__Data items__

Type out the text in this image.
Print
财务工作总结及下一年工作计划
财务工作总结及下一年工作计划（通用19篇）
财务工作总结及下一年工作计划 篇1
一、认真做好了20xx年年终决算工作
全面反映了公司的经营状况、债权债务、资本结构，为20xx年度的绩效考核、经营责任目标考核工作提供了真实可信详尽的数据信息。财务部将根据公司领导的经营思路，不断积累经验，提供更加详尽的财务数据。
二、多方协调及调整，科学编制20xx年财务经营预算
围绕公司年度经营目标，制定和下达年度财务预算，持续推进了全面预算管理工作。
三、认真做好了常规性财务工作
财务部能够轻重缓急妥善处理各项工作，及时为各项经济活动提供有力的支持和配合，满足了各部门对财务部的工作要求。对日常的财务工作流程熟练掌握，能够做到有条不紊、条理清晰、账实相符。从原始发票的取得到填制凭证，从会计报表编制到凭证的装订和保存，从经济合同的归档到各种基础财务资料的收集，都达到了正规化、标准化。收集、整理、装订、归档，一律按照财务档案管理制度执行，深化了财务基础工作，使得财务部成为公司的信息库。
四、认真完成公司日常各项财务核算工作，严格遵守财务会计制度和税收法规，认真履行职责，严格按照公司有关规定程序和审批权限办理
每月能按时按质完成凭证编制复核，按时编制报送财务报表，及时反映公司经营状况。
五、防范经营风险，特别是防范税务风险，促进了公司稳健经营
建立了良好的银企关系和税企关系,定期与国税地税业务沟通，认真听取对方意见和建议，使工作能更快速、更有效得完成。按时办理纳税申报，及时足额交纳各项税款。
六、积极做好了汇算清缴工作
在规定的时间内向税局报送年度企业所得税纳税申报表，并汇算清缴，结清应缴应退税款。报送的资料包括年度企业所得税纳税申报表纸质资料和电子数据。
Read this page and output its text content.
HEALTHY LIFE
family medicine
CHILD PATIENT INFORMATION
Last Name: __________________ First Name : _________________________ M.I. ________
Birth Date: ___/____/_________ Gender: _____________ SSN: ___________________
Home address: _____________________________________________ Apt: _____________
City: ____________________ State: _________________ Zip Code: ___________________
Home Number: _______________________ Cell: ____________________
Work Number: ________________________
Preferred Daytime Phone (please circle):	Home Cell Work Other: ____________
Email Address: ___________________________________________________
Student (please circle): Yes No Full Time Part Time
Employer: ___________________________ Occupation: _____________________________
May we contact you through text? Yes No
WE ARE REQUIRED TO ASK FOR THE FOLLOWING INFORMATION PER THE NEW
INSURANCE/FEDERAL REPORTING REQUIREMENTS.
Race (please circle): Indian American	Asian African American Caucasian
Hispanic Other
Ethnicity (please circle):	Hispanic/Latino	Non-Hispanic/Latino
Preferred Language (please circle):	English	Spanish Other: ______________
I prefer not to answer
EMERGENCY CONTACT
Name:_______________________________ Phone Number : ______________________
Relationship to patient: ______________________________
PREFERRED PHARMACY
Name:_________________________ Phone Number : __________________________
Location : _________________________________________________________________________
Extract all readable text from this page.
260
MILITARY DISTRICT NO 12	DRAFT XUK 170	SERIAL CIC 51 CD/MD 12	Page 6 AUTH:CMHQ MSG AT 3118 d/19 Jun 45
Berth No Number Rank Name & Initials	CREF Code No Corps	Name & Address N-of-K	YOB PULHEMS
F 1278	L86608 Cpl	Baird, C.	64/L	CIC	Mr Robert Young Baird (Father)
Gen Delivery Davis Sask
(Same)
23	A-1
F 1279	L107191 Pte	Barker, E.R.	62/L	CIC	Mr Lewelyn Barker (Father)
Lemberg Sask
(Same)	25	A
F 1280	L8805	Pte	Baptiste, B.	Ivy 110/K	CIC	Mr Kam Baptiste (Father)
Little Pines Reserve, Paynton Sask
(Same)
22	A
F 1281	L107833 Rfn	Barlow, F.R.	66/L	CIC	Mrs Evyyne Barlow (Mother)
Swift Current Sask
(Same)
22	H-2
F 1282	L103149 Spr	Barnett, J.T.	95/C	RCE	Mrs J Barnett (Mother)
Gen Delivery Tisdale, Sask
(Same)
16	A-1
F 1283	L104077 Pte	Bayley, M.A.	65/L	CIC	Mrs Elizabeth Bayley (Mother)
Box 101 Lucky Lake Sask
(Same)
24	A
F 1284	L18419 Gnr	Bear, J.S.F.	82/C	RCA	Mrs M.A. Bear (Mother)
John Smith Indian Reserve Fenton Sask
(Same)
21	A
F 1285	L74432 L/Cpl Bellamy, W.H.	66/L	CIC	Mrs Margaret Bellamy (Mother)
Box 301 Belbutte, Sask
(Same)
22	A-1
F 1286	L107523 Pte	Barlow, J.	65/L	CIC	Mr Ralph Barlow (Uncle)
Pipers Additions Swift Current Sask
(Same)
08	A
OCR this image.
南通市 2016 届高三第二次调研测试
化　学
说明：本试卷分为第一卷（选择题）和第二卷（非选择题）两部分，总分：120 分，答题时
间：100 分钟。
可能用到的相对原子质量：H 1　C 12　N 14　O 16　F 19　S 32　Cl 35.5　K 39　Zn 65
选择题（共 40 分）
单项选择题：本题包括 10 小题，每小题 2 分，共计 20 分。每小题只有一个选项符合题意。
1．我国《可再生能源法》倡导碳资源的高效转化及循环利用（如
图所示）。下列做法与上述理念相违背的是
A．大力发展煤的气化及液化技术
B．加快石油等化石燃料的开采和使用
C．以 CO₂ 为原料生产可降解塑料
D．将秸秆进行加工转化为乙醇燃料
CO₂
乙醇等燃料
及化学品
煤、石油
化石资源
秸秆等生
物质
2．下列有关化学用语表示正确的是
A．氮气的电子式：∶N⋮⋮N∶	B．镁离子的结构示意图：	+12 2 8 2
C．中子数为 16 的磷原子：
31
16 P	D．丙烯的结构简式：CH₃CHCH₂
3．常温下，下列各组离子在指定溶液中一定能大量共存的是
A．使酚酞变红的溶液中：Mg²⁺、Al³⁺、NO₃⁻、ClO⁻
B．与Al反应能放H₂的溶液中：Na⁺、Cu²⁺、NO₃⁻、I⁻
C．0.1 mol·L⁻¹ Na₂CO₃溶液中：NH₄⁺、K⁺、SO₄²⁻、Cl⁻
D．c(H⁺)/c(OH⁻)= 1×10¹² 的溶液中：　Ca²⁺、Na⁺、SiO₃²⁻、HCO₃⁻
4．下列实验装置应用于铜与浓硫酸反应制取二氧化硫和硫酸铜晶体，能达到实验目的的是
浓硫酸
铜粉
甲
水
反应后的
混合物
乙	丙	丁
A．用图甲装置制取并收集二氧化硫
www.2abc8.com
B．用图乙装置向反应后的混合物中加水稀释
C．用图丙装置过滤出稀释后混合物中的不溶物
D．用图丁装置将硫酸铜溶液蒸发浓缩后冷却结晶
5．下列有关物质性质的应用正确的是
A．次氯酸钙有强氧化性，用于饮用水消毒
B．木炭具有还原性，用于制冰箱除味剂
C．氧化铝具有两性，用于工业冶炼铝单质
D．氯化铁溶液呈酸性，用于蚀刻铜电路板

__EXERCISE GOAL__
Write an exact transcription of every entry above.

__REPLY TO THE TASK__
Type out the text in this image.
Print
财务工作总结及下一年工作计划
财务工作总结及下一年工作计划（通用19篇）
财务工作总结及下一年工作计划 篇1
一、认真做好了20xx年年终决算工作
全面反映了公司的经营状况、债权债务、资本结构，为20xx年度的绩效考核、经营责任目标考核工作提供了真实可信详尽的数据信息。财务部将根据公司领导的经营思路，不断积累经验，提供更加详尽的财务数据。
二、多方协调及调整，科学编制20xx年财务经营预算
围绕公司年度经营目标，制定和下达年度财务预算，持续推进了全面预算管理工作。
三、认真做好了常规性财务工作
财务部能够轻重缓急妥善处理各项工作，及时为各项经济活动提供有力的支持和配合，满足了各部门对财务部的工作要求。对日常的财务工作流程熟练掌握，能够做到有条不紊、条理清晰、账实相符。从原始发票的取得到填制凭证，从会计报表编制到凭证的装订和保存，从经济合同的归档到各种基础财务资料的收集，都达到了正规化、标准化。收集、整理、装订、归档，一律按照财务档案管理制度执行，深化了财务基础工作，使得财务部成为公司的信息库。
四、认真完成公司日常各项财务核算工作，严格遵守财务会计制度和税收法规，认真履行职责，严格按照公司有关规定程序和审批权限办理
每月能按时按质完成凭证编制复核，按时编制报送财务报表，及时反映公司经营状况。
五、防范经营风险，特别是防范税务风险，促进了公司稳健经营
建立了良好的银企关系和税企关系,定期与国税地税业务沟通，认真听取对方意见和建议，使工作能更快速、更有效得完成。按时办理纳税申报，及时足额交纳各项税款。
六、积极做好了汇算清缴工作
在规定的时间内向税局报送年度企业所得税纳税申报表，并汇算清缴，结清应缴应退税款。报送的资料包括年度企业所得税纳税申报表纸质资料和电子数据。
Read this page and output its text content.
HEALTHY LIFE
family medicine
CHILD PATIENT INFORMATION
Last Name: __________________ First Name : _________________________ M.I. ________
Birth Date: ___/____/_________ Gender: _____________ SSN: ___________________
Home address: _____________________________________________ Apt: _____________
City: ____________________ State: _________________ Zip Code: ___________________
Home Number: _______________________ Cell: ____________________
Work Number: ________________________
Preferred Daytime Phone (please circle):	Home Cell Work Other: ____________
Email Address: ___________________________________________________
Student (please circle): Yes No Full Time Part Time
Employer: ___________________________ Occupation: _____________________________
May we contact you through text? Yes No
WE ARE REQUIRED TO ASK FOR THE FOLLOWING INFORMATION PER THE NEW
INSURANCE/FEDERAL REPORTING REQUIREMENTS.
Race (please circle): Indian American	Asian African American Caucasian
Hispanic Other
Ethnicity (please circle):	Hispanic/Latino	Non-Hispanic/Latino
Preferred Language (please circle):	English	Spanish Other: ______________
I prefer not to answer
EMERGENCY CONTACT
Name:_______________________________ Phone Number : ______________________
Relationship to patient: ______________________________
PREFERRED PHARMACY
Name:_________________________ Phone Number : __________________________
Location : _________________________________________________________________________
Extract all readable text from this page.
260
MILITARY DISTRICT NO 12	DRAFT XUK 170	SERIAL CIC 51 CD/MD 12	Page 6 AUTH:CMHQ MSG AT 3118 d/19 Jun 45
Berth No Number Rank Name & Initials	CREF Code No Corps	Name & Address N-of-K	YOB PULHEMS
F 1278	L86608 Cpl	Baird, C.	64/L	CIC	Mr Robert Young Baird (Father)
Gen Delivery Davis Sask
(Same)
23	A-1
F 1279	L107191 Pte	Barker, E.R.	62/L	CIC	Mr Lewelyn Barker (Father)
Lemberg Sask
(Same)	25	A
F 1280	L8805	Pte	Baptiste, B.	Ivy 110/K	CIC	Mr Kam Baptiste (Father)
Little Pines Reserve, Paynton Sask
(Same)
22	A
F 1281	L107833 Rfn	Barlow, F.R.	66/L	CIC	Mrs Evyyne Barlow (Mother)
Swift Current Sask
(Same)
22	H-2
F 1282	L103149 Spr	Barnett, J.T.	95/C	RCE	Mrs J Barnett (Mother)
Gen Delivery Tisdale, Sask
(Same)
16	A-1
F 1283	L104077 Pte	Bayley, M.A.	65/L	CIC	Mrs Elizabeth Bayley (Mother)
Box 101 Lucky Lake Sask
(Same)
24	A
F 1284	L18419 Gnr	Bear, J.S.F.	82/C	RCA	Mrs M.A. Bear (Mother)
John Smith Indian Reserve Fenton Sask
(Same)
21	A
F 1285	L74432 L/Cpl Bellamy, W.H.	66/L	CIC	Mrs Margaret Bellamy (Mother)
Box 301 Belbutte, Sask
(Same)
22	A-1
F 1286	L107523 Pte	Barlow, J.	65/L	CIC	Mr Ralph Barlow (Uncle)
Pipers Additions Swift Current Sask
(Same)
08	A
OCR this image.
南通市 2016 届高三第二次调研测试
化　学
说明：本试卷分为第一卷（选择题）和第二卷（非选择题）两部分，总分：120 分，答题时
间：100 分钟。
可能用到的相对原子质量：H 1　C 12　N 14　O 16　F 19　S 32　Cl 35.5　K 39　Zn 65
选择题（共 40 分）
单项选择题：本题包括 10 小题，每小题 2 分，共计 20 分。每小题只有一个选项符合题意。
1．我国《可再生能源法》倡导碳资源的高效转化及循环利用（如
图所示）。下列做法与上述理念相违背的是
A．大力发展煤的气化及液化技术
B．加快石油等化石燃料的开采和使用
C．以 CO₂ 为原料生产可降解塑料
D．将秸秆进行加工转化为乙醇燃料
CO₂
乙醇等燃料
及化学品
煤、石油
化石资源
秸秆等生
物质
2．下列有关化学用语表示正确的是
A．氮气的电子式：∶N⋮⋮N∶	B．镁离子的结构示意图：	+12 2 8 2
C．中子数为 16 的磷原子：
31
16 P	D．丙烯的结构简式：CH₃CHCH₂
3．常温下，下列各组离子在指定溶液中一定能大量共存的是
A．使酚酞变红的溶液中：Mg²⁺、Al³⁺、NO₃⁻、ClO⁻
B．与Al反应能放H₂的溶液中：Na⁺、Cu²⁺、NO₃⁻、I⁻
C．0.1 mol·L⁻¹ Na₂CO₃溶液中：NH₄⁺、K⁺、SO₄²⁻、Cl⁻
D．c(H⁺)/c(OH⁻)= 1×10¹² 的溶液中：　Ca²⁺、Na⁺、SiO₃²⁻、HCO₃⁻
4．下列实验装置应用于铜与浓硫酸反应制取二氧化硫和硫酸铜晶体，能达到实验目的的是
浓硫酸
铜粉
甲
水
反应后的
混合物
乙	丙	丁
A．用图甲装置制取并收集二氧化硫
www.2abc8.com
B．用图乙装置向反应后的混合物中加水稀释
C．用图丙装置过滤出稀释后混合物中的不溶物
D．用图丁装置将硫酸铜溶液蒸发浓缩后冷却结晶
5．下列有关物质性质的应用正确的是
A．次氯酸钙有强氧化性，用于饮用水消毒
B．木炭具有还原性，用于制冰箱除味剂
C．氧化铝具有两性，用于工业冶炼铝单质
D．氯化铁溶液呈酸性，用于蚀刻铜电路板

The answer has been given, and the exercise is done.